> **Exercise directions**:
Take the data below and repeat it exactly.

Stored data
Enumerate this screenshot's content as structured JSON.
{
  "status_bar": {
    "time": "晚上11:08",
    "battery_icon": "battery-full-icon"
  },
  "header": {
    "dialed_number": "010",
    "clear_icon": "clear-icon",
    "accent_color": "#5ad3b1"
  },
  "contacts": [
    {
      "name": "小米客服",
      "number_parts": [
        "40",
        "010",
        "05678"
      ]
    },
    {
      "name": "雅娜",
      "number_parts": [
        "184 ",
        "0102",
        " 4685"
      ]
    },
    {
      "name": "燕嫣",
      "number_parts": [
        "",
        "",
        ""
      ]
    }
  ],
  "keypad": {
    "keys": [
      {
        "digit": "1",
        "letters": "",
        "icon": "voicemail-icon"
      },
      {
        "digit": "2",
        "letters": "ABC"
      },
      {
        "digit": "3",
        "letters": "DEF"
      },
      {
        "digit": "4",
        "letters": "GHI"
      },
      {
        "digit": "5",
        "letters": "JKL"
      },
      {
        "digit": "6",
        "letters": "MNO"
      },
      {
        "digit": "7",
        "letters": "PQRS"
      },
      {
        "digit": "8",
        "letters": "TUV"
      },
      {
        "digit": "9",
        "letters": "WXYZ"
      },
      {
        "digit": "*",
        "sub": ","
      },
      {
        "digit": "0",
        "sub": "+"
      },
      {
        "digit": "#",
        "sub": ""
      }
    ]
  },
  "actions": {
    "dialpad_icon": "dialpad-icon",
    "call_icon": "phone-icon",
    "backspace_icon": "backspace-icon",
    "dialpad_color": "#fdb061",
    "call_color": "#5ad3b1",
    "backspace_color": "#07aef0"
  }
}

> **Solution to this exercise**:
Enumerate this screenshot's content as structured JSON.
{
  "status_bar": {
    "time": "晚上11:08",
    "battery_icon": "battery-full-icon"
  },
  "header": {
    "dialed_number": "010",
    "clear_icon": "clear-icon",
    "accent_color": "#5ad3b1"
  },
  "contacts": [
    {
      "name": "小米客服",
      "number_parts": [
        "40",
        "010",
        "05678"
      ]
    },
    {
      "name": "雅娜",
      "number_parts": [
        "184 ",
        "0102",
        " 4685"
      ]
    },
    {
      "name": "燕嫣",
      "number_parts": [
        "",
        "",
        ""
      ]
    }
  ],
  "keypad": {
    "keys": [
      {
        "digit": "1",
        "letters": "",
        "icon": "voicemail-icon"
      },
      {
        "digit": "2",
        "letters": "ABC"
      },
      {
        "digit": "3",
        "letters": "DEF"
      },
      {
        "digit": "4",
        "letters": "GHI"
      },
      {
        "digit": "5",
        "letters": "JKL"
      },
      {
        "digit": "6",
        "letters": "MNO"
      },
      {
        "digit": "7",
        "letters": "PQRS"
      },
      {
        "digit": "8",
        "letters": "TUV"
      },
      {
        "digit": "9",
        "letters": "WXYZ"
      },
      {
        "digit": "*",
        "sub": ","
      },
      {
        "digit": "0",
        "sub": "+"
      },
      {
        "digit": "#",
        "sub": ""
      }
    ]
  },
  "actions": {
    "dialpad_icon": "dialpad-icon",
    "call_icon": "phone-icon",
    "backspace_icon": "backspace-icon",
    "dialpad_color": "#fdb061",
    "call_color": "#5ad3b1",
    "backspace_color": "#07aef0"
  }
}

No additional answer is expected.